Segment Start: Data to use
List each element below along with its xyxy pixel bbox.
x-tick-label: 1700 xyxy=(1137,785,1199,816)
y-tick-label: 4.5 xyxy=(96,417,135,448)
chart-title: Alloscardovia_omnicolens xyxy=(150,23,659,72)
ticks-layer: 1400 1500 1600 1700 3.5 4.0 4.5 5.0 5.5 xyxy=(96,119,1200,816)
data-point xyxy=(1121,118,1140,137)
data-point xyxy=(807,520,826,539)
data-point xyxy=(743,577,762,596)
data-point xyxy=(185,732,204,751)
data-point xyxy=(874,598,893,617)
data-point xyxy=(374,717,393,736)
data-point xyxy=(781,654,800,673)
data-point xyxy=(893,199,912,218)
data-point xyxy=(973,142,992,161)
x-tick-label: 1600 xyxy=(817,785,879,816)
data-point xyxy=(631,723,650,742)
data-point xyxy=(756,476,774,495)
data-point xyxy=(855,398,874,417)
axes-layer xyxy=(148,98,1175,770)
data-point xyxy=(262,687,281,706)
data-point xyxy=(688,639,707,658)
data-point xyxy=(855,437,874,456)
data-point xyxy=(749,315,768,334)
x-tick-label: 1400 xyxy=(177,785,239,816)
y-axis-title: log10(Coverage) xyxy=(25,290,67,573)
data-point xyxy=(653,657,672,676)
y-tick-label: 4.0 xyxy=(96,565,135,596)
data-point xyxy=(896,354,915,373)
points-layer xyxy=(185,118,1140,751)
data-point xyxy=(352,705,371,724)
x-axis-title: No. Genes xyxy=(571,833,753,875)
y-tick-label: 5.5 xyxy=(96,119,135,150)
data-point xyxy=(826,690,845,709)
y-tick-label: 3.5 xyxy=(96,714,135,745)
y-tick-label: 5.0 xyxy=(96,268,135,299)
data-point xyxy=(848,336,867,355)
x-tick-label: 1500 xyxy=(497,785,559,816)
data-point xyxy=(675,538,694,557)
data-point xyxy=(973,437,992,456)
Segment End: Data to use
*What to produce:* Every line with "title" in it should be copied from the entries above.

*Written answer:*
chart-title: Alloscardovia_omnicolens xyxy=(150,23,659,72)
y-axis-title: log10(Coverage) xyxy=(25,290,67,573)
x-axis-title: No. Genes xyxy=(571,833,753,875)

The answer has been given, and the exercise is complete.